**DIRECTIONS:** Find the string "предмет" in the entries and copy each line that has it.

**LISTED RECORDS:**
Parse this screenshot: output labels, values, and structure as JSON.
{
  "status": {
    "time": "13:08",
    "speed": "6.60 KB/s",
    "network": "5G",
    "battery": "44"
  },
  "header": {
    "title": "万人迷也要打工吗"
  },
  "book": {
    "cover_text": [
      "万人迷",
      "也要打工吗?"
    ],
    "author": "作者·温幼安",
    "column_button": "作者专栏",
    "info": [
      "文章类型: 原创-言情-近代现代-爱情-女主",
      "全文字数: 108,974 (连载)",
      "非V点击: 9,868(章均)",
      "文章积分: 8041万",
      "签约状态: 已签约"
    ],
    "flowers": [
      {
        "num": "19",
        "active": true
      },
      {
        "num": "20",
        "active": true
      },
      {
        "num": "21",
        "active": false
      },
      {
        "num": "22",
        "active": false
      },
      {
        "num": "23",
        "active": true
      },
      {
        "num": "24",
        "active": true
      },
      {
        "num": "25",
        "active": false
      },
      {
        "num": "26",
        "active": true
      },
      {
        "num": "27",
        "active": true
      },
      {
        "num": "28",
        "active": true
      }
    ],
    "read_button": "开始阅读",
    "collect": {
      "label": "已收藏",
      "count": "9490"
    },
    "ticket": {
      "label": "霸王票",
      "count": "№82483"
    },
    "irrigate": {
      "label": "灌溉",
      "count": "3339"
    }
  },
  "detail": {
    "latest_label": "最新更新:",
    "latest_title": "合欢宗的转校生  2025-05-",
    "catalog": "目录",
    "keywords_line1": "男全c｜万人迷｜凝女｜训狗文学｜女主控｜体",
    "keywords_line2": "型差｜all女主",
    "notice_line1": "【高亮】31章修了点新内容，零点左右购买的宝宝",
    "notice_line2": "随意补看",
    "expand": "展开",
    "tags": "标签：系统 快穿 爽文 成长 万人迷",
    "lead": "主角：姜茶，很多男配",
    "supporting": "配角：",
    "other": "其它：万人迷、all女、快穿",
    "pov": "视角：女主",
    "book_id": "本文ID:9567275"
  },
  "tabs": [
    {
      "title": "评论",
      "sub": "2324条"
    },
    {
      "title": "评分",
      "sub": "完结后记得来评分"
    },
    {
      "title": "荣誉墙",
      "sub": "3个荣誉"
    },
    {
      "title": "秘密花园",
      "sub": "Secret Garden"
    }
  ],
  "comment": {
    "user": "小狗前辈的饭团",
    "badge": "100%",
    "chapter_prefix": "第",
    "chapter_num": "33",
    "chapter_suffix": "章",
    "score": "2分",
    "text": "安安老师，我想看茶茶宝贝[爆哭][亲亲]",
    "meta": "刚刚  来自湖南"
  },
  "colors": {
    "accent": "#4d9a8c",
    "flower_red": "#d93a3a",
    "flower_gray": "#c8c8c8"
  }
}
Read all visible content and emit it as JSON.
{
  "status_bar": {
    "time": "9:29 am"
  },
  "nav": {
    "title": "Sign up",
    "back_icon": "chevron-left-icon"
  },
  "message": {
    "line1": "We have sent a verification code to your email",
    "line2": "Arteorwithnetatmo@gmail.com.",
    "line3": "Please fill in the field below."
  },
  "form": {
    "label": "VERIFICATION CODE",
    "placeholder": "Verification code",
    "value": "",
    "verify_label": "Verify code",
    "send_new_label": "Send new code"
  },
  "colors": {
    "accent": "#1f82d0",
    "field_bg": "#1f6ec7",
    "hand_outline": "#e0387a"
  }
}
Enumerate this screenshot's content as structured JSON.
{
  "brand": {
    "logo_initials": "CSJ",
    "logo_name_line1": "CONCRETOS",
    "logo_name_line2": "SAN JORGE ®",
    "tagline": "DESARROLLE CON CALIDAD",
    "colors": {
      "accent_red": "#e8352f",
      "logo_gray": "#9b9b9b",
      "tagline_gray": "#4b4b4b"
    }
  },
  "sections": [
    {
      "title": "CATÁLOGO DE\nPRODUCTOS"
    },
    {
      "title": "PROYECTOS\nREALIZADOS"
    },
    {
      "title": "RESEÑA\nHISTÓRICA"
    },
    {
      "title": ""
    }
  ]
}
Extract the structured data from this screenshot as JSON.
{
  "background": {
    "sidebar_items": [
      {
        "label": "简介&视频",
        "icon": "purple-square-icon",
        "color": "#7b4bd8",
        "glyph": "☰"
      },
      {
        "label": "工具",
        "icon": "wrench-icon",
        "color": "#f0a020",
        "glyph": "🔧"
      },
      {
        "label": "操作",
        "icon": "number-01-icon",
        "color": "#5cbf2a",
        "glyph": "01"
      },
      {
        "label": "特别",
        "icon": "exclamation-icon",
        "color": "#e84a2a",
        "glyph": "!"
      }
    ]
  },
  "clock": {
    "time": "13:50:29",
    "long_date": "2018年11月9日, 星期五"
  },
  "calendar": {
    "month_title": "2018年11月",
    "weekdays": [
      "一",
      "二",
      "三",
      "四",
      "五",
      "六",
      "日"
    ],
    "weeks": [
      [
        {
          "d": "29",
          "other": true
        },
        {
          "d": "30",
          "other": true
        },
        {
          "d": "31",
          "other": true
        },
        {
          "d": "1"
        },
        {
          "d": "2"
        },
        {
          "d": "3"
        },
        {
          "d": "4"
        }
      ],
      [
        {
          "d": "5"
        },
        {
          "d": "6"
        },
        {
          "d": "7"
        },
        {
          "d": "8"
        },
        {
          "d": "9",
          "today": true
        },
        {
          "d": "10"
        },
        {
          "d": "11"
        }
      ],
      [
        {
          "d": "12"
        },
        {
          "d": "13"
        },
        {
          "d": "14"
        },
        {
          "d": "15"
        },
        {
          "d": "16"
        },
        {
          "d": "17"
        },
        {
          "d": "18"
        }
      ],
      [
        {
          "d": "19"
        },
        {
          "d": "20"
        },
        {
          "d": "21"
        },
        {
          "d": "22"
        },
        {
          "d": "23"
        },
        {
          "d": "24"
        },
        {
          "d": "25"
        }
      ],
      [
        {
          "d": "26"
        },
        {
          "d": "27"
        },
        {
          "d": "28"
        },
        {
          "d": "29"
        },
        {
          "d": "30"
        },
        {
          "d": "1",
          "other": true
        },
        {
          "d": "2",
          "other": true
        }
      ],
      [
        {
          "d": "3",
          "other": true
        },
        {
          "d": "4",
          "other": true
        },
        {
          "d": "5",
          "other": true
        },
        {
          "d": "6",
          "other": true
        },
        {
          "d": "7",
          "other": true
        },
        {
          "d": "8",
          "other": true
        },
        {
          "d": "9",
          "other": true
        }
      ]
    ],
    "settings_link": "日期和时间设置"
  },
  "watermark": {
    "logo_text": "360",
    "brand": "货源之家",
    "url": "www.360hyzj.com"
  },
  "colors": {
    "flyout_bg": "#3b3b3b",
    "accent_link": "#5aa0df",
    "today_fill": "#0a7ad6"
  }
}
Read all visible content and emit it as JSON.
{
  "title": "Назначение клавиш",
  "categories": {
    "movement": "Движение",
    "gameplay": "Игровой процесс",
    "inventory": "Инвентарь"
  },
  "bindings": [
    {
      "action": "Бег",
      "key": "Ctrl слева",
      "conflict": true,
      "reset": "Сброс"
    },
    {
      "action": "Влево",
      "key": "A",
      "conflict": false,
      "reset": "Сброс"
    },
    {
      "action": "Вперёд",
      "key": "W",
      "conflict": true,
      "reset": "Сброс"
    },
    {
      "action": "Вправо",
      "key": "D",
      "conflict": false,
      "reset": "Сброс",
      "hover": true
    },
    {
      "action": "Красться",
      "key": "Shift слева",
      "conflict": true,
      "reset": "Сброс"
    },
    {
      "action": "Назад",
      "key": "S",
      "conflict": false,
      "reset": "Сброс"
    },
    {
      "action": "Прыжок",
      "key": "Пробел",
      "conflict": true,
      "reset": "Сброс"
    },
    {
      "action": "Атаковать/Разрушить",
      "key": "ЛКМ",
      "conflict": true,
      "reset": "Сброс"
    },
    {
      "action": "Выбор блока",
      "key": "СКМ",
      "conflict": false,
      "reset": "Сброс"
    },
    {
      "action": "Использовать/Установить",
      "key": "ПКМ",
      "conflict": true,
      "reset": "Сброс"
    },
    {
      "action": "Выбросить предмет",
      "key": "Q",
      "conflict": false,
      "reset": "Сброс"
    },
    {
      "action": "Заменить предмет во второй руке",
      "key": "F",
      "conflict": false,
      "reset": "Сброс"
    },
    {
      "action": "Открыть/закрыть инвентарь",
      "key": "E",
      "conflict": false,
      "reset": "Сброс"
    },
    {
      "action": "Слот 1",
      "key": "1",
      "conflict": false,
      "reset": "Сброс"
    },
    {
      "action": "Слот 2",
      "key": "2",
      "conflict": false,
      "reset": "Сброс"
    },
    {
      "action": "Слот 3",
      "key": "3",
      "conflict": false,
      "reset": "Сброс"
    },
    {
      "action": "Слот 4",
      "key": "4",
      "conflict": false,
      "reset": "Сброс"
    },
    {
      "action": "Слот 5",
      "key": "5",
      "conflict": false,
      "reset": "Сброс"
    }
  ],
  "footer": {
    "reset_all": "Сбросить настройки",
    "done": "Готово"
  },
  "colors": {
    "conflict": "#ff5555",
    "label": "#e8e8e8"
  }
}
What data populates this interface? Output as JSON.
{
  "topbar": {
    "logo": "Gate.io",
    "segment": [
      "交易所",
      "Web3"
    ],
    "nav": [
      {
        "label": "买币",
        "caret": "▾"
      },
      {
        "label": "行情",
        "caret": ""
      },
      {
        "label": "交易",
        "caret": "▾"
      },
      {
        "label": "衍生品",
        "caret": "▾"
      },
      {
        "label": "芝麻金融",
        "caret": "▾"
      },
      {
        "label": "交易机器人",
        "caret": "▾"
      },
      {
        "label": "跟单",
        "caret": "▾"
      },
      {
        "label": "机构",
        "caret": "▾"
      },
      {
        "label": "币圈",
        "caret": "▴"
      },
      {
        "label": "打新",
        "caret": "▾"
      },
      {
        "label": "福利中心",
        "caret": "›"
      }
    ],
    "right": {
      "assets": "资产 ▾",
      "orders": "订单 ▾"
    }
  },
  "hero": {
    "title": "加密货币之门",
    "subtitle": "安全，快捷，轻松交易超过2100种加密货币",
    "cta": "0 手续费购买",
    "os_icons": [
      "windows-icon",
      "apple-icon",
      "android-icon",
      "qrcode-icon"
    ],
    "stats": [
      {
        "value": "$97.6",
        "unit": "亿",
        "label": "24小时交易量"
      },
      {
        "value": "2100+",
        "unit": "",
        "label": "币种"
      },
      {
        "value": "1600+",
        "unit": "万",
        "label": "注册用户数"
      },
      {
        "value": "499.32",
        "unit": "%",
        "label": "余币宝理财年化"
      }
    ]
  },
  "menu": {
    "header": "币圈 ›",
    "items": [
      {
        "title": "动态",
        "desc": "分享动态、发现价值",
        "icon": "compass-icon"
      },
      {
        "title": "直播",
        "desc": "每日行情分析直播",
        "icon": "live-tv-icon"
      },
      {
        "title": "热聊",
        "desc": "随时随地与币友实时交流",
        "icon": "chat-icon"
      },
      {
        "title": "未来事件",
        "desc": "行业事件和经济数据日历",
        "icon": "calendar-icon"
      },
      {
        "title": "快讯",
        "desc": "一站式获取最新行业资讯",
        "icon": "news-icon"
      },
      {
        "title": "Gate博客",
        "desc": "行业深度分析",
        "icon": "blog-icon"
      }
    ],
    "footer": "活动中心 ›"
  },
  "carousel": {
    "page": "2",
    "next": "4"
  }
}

**EXPECTED OUTPUT:**
      "action": "Выбросить предмет",
      "action": "Заменить предмет во второй руке",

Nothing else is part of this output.